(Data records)
::::
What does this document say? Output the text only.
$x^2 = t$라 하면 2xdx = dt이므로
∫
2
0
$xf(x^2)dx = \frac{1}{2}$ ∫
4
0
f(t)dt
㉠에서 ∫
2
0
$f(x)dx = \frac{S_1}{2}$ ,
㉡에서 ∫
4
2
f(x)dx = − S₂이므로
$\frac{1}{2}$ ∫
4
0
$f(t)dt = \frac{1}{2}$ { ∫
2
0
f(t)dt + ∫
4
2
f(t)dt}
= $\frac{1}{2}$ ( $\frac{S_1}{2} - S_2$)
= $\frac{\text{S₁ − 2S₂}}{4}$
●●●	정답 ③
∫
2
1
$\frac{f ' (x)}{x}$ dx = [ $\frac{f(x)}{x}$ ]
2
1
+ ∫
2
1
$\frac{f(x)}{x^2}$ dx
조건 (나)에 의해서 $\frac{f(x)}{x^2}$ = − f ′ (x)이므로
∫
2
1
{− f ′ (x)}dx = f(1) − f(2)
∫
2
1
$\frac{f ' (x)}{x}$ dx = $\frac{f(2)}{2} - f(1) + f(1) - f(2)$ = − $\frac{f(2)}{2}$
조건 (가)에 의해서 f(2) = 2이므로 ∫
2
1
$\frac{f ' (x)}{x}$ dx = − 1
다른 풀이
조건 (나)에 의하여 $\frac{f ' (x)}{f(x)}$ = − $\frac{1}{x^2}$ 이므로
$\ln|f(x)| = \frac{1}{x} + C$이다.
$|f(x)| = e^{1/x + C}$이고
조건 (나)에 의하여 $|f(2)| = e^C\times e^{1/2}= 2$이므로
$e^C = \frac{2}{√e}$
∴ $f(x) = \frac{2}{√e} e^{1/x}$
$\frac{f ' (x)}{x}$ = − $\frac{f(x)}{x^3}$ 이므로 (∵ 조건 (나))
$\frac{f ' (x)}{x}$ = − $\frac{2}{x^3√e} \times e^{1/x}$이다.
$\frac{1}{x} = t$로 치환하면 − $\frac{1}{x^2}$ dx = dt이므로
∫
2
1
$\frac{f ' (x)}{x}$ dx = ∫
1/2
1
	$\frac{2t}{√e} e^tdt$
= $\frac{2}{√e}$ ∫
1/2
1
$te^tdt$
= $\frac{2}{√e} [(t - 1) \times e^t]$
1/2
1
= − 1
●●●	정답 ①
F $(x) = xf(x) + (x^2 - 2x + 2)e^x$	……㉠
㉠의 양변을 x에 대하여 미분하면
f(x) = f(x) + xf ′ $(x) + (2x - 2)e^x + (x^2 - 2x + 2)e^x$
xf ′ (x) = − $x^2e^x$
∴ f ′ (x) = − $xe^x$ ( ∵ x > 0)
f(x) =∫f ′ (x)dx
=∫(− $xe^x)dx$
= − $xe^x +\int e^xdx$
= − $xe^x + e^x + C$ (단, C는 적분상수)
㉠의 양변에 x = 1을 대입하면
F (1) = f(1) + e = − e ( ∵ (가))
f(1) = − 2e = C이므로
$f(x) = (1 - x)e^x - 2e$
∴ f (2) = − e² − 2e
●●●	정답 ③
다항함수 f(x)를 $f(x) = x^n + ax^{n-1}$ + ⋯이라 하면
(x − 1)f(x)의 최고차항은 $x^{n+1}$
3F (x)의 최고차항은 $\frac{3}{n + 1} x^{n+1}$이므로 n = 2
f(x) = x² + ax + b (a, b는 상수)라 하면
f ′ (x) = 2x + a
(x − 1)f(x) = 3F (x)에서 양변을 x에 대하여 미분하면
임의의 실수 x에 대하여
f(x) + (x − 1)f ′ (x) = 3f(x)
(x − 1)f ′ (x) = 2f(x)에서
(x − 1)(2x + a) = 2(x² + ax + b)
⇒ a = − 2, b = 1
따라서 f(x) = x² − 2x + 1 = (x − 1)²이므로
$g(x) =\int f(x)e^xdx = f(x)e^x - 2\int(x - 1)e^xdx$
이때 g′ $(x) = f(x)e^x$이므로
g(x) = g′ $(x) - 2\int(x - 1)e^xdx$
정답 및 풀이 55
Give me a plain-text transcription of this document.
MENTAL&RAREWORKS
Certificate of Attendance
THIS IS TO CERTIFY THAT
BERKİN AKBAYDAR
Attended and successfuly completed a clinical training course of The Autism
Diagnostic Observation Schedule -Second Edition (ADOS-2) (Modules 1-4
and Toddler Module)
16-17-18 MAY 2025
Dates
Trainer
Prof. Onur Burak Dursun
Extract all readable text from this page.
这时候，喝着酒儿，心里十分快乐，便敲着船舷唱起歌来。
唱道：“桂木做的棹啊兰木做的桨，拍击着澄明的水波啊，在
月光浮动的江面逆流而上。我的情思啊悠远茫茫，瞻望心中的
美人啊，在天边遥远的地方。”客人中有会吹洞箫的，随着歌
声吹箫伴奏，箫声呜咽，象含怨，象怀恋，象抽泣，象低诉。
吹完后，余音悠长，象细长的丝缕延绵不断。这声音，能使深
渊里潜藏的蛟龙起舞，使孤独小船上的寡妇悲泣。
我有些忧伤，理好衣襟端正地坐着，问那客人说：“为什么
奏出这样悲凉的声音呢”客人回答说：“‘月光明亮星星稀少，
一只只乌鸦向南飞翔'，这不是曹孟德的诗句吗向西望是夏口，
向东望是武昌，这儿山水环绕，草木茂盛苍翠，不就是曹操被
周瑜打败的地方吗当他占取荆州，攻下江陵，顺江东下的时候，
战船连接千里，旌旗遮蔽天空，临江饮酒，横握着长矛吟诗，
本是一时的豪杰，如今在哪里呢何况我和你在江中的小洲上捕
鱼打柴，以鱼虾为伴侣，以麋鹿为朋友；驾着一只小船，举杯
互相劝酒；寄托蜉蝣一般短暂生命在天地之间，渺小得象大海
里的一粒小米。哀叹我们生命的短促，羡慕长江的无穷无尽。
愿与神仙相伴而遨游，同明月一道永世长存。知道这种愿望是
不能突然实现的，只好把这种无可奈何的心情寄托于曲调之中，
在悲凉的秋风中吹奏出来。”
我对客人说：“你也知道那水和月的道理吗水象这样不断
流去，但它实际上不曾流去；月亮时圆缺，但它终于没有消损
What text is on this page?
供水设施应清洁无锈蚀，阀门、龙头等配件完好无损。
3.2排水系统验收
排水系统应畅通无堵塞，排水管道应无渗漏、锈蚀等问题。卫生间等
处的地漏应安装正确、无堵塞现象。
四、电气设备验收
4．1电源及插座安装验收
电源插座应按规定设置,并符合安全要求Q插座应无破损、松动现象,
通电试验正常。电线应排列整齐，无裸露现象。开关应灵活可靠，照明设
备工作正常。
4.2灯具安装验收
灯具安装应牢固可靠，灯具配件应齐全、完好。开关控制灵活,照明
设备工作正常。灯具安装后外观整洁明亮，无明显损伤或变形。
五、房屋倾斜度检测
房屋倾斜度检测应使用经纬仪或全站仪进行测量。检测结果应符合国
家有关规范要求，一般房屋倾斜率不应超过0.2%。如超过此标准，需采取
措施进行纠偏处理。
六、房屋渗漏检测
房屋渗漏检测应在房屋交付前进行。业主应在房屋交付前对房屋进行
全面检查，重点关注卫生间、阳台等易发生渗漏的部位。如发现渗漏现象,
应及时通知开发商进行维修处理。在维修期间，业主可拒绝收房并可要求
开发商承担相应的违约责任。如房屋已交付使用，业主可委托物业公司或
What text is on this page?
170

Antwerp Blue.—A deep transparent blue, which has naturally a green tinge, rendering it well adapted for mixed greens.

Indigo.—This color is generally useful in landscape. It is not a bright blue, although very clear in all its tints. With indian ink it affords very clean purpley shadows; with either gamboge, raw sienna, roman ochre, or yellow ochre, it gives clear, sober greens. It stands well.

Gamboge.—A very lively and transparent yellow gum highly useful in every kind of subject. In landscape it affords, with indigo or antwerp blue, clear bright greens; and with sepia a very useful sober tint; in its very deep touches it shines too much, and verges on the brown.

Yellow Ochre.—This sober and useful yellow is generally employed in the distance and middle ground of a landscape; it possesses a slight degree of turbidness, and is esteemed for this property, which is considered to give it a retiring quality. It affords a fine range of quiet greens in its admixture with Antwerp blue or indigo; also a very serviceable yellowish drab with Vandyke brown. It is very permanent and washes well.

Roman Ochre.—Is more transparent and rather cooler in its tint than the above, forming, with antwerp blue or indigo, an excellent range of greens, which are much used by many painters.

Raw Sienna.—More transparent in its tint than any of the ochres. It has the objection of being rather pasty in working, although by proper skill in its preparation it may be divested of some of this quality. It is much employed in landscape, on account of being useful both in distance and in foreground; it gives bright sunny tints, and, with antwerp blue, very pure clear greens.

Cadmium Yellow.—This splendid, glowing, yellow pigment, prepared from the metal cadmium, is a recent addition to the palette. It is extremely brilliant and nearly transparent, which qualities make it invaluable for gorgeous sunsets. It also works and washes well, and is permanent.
::::
*TASK REQUIREMENTS:* How many lines in the data contain the string "which"? Respond with the number only.

*WRITTEN SOLUTION:* 4